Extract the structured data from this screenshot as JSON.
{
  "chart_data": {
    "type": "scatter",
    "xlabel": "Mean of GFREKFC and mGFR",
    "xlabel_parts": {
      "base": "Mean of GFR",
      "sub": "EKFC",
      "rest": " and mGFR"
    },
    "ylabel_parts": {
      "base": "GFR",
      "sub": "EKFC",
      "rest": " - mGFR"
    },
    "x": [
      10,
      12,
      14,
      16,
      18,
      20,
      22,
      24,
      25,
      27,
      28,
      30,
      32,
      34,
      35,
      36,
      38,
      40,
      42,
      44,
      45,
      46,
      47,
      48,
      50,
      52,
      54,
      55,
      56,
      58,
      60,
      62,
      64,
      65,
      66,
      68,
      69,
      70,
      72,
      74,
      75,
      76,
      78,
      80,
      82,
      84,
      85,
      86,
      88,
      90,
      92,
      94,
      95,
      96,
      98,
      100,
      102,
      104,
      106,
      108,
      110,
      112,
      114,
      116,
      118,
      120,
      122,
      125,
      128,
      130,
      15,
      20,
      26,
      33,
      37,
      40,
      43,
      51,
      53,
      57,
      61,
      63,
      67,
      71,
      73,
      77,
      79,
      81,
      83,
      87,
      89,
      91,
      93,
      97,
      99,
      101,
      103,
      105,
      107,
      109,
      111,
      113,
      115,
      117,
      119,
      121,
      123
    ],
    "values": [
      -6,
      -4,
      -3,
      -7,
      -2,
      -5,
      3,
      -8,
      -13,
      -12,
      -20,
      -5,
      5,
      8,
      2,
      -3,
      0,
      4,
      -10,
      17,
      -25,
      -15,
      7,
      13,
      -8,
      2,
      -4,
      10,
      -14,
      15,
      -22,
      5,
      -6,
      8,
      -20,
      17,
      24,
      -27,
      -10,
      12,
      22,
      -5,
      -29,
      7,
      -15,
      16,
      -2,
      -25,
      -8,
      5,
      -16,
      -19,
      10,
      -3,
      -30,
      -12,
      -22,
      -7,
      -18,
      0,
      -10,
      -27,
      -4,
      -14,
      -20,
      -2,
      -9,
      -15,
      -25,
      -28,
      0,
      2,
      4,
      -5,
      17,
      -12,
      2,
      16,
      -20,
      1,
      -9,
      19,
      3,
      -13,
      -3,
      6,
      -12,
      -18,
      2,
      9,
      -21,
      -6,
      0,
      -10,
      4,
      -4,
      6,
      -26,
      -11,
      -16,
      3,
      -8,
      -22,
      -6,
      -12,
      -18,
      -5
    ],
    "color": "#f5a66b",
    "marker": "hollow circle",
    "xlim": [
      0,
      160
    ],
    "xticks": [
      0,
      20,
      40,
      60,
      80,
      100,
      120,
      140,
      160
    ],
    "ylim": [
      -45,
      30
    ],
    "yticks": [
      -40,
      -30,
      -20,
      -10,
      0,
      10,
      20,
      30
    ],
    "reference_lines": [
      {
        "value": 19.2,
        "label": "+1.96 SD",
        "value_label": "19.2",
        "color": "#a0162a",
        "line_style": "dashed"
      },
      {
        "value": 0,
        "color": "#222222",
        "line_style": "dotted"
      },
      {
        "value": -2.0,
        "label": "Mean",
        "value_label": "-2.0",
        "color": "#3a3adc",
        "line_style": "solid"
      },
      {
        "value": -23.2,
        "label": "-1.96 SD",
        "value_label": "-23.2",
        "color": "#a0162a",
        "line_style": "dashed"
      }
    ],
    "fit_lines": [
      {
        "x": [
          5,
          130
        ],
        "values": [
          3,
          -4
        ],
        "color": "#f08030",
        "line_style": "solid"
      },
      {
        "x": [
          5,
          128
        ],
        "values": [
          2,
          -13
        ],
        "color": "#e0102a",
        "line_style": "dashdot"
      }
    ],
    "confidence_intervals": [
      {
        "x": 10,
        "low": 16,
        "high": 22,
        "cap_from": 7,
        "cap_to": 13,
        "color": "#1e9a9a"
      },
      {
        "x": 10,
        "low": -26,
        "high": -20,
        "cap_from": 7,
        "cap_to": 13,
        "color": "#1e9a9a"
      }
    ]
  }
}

********************

DO THIS = Every line above should be retyped exactly as given.

FULL RESPONSE =
Extract the structured data from this screenshot as JSON.
{
  "chart_data": {
    "type": "scatter",
    "xlabel": "Mean of GFREKFC and mGFR",
    "xlabel_parts": {
      "base": "Mean of GFR",
      "sub": "EKFC",
      "rest": " and mGFR"
    },
    "ylabel_parts": {
      "base": "GFR",
      "sub": "EKFC",
      "rest": " - mGFR"
    },
    "x": [
      10,
      12,
      14,
      16,
      18,
      20,
      22,
      24,
      25,
      27,
      28,
      30,
      32,
      34,
      35,
      36,
      38,
      40,
      42,
      44,
      45,
      46,
      47,
      48,
      50,
      52,
      54,
      55,
      56,
      58,
      60,
      62,
      64,
      65,
      66,
      68,
      69,
      70,
      72,
      74,
      75,
      76,
      78,
      80,
      82,
      84,
      85,
      86,
      88,
      90,
      92,
      94,
      95,
      96,
      98,
      100,
      102,
      104,
      106,
      108,
      110,
      112,
      114,
      116,
      118,
      120,
      122,
      125,
      128,
      130,
      15,
      20,
      26,
      33,
      37,
      40,
      43,
      51,
      53,
      57,
      61,
      63,
      67,
      71,
      73,
      77,
      79,
      81,
      83,
      87,
      89,
      91,
      93,
      97,
      99,
      101,
      103,
      105,
      107,
      109,
      111,
      113,
      115,
      117,
      119,
      121,
      123
    ],
    "values": [
      -6,
      -4,
      -3,
      -7,
      -2,
      -5,
      3,
      -8,
      -13,
      -12,
      -20,
      -5,
      5,
      8,
      2,
      -3,
      0,
      4,
      -10,
      17,
      -25,
      -15,
      7,
      13,
      -8,
      2,
      -4,
      10,
      -14,
      15,
      -22,
      5,
      -6,
      8,
      -20,
      17,
      24,
      -27,
      -10,
      12,
      22,
      -5,
      -29,
      7,
      -15,
      16,
      -2,
      -25,
      -8,
      5,
      -16,
      -19,
      10,
      -3,
      -30,
      -12,
      -22,
      -7,
      -18,
      0,
      -10,
      -27,
      -4,
      -14,
      -20,
      -2,
      -9,
      -15,
      -25,
      -28,
      0,
      2,
      4,
      -5,
      17,
      -12,
      2,
      16,
      -20,
      1,
      -9,
      19,
      3,
      -13,
      -3,
      6,
      -12,
      -18,
      2,
      9,
      -21,
      -6,
      0,
      -10,
      4,
      -4,
      6,
      -26,
      -11,
      -16,
      3,
      -8,
      -22,
      -6,
      -12,
      -18,
      -5
    ],
    "color": "#f5a66b",
    "marker": "hollow circle",
    "xlim": [
      0,
      160
    ],
    "xticks": [
      0,
      20,
      40,
      60,
      80,
      100,
      120,
      140,
      160
    ],
    "ylim": [
      -45,
      30
    ],
    "yticks": [
      -40,
      -30,
      -20,
      -10,
      0,
      10,
      20,
      30
    ],
    "reference_lines": [
      {
        "value": 19.2,
        "label": "+1.96 SD",
        "value_label": "19.2",
        "color": "#a0162a",
        "line_style": "dashed"
      },
      {
        "value": 0,
        "color": "#222222",
        "line_style": "dotted"
      },
      {
        "value": -2.0,
        "label": "Mean",
        "value_label": "-2.0",
        "color": "#3a3adc",
        "line_style": "solid"
      },
      {
        "value": -23.2,
        "label": "-1.96 SD",
        "value_label": "-23.2",
        "color": "#a0162a",
        "line_style": "dashed"
      }
    ],
    "fit_lines": [
      {
        "x": [
          5,
          130
        ],
        "values": [
          3,
          -4
        ],
        "color": "#f08030",
        "line_style": "solid"
      },
      {
        "x": [
          5,
          128
        ],
        "values": [
          2,
          -13
        ],
        "color": "#e0102a",
        "line_style": "dashdot"
      }
    ],
    "confidence_intervals": [
      {
        "x": 10,
        "low": 16,
        "high": 22,
        "cap_from": 7,
        "cap_to": 13,
        "color": "#1e9a9a"
      },
      {
        "x": 10,
        "low": -26,
        "high": -20,
        "cap_from": 7,
        "cap_to": 13,
        "color": "#1e9a9a"
      }
    ]
  }
}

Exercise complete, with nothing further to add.